# [Отрывок текста]
######

«Что с ним сделала жизнь». Жизнь, — но ведь это вёсны и лета и осени и зимы, и разливы рек, т. е. опять вёсны — и лета — что они с нами — нам — делали, кроме доброго?
«Что со мной сделала жизнь» — стихи.
* * *
Люби другое, и страдать будешь от другого — и страдать будешь по-другому: по-своему: родному <сверху: высокому>.
* * *
— Просквозило всю голову!
(на горе)
* * *
Встречи с П<астерна>ком, на платформе, ожидая поезда в Прагу.
* * *
Моя душа теряет голову.
* * *
Памятью и рассудком помню, что есть другая жизнь — горячая, где жарко. Сердцем — нет: оно всецело на службе моих горных подъемов (т. е. ног, и легких, и лба).
* * *
Весну этого года я увидела черной, в темноте, скорей услышала, чем увидела — в шуме разлившегося ключа, поздно вечером, когда уже ничего не видно.
* * *
Это книга отрешения: платье всё время падало, я его вяло удерживала — и вдруг задумалась, загляделась, а оно — <пропуск одного слова> — скользнуло и вот — кружком как пес у моих ног: жизнь.

######

# [Разметка областей изображений]

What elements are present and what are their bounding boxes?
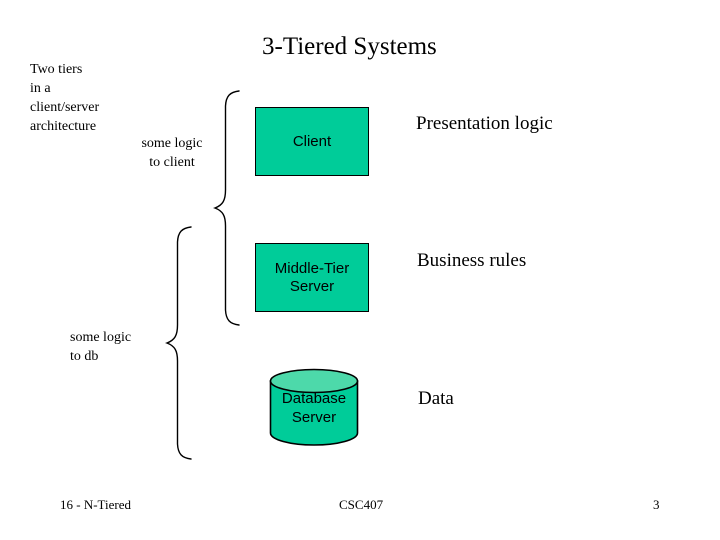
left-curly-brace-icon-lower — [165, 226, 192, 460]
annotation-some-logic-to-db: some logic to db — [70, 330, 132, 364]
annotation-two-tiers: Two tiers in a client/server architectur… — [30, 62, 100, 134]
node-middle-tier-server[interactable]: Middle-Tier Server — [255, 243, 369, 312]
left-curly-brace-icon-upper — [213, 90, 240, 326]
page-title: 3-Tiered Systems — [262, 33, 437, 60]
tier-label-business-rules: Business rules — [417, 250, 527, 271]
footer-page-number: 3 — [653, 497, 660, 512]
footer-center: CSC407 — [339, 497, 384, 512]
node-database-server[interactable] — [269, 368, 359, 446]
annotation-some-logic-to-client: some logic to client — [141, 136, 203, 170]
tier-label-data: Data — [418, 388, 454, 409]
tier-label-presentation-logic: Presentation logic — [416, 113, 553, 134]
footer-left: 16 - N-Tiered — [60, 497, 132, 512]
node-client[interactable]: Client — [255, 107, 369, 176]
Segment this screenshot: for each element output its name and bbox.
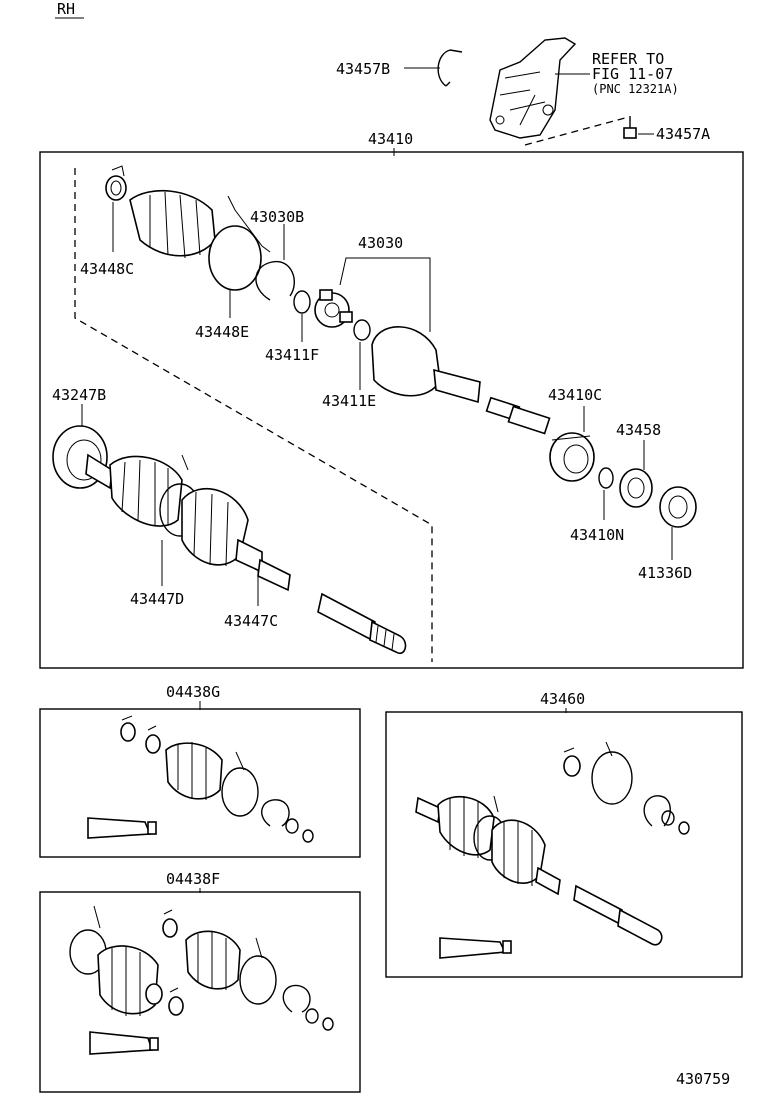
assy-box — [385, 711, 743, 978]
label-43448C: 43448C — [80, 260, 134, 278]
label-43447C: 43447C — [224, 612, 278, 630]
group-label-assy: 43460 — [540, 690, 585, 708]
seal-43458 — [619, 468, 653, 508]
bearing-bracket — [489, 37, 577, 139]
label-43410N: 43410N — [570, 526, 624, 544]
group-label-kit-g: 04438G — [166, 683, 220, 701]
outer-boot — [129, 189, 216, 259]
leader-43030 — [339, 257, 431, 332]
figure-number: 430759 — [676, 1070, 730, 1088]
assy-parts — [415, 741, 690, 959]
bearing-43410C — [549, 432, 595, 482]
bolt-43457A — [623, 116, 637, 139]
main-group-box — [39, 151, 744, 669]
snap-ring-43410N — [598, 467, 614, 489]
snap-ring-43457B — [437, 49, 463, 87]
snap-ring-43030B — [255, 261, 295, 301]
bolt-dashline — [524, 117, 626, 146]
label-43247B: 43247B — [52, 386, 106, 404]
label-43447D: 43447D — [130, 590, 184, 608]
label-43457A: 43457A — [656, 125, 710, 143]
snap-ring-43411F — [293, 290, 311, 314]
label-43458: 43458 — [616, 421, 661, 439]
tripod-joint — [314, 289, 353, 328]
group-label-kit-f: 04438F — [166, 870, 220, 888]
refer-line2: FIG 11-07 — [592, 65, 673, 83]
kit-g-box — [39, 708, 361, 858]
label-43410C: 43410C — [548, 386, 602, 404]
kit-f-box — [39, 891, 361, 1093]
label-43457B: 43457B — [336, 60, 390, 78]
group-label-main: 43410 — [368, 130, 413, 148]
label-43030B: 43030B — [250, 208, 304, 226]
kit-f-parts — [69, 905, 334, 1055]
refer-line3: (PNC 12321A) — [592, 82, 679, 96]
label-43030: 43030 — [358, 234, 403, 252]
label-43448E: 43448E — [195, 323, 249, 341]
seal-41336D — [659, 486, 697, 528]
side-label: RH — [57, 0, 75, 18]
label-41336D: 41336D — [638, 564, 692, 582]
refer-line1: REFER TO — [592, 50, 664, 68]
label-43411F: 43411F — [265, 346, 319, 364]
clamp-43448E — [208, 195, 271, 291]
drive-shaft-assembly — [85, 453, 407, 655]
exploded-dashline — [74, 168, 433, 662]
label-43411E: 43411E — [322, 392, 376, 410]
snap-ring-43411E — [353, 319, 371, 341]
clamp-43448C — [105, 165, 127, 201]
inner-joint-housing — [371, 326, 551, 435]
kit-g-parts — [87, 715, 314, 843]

######

# [Задания и упражнения]
[1] Согласуются ли с отрывком следующие утверждения? Для каждого ответьте «да» или «нет» и дословно приведите слова отрывка, которые это решают.
(а) Весна этого года была увидена днём, при свете.
(б) Встречи с Пастернаком проходили на платформе, в ожидании поезда в Прагу.
(в) Сердце помнит, что есть другая, горячая жизнь.
[2] Продолжите отрывок о весне, горах и жизни, начиная сразу после его последней фразы.

# [Ответы к заданиям]
[1]
(а) Нет: «Весну этого года я увидела черной, в темноте».
(б) Да: «Встречи с П<астерна>ком, на платформе, ожидая поезда в Прагу».
(в) Нет: «Сердцем — нет: оно всецело на службе моих горных подъемов».

[2]
* * *
Быть действующим лицом — да, если бы не с людьми! В лесу, например, — действующим лицом.
Мне плохо с людьми, потому что они мне мешают слушать: мою душу — или просто тишину.
Такой шум от них! Без звука. Пустой шум.
* * *
Знаю, что весна со мной сотворит — что не знаю (то, чего еще не знаю).
* * *
Запись моих близоруких глаз.
* * *
Я знаю, что за облаком — боги. Два слова во мне неразрывны: боги и игры. А наших земных игр не люблю: ни взрослых, ни детских.
* * *
Почему такая свобода во время сумерок? Уверенный голос, шаг, жест. А я знаю: лицо скрыто! Свобода маски. Мне в жизни нужно, чтобы меня не видели, тогда всё будет как <пропуск одного слова>. Исчезнуть, чтобы быть. (Не смерть ли?)
* * *
Я не больной. Больной неустанно меняет положение, потому что дело не в кровати, а в нем. Я металась, пока не напала на одиночество (единственный бок одиночества). Следовательно, дело было в кровати, а не во мне.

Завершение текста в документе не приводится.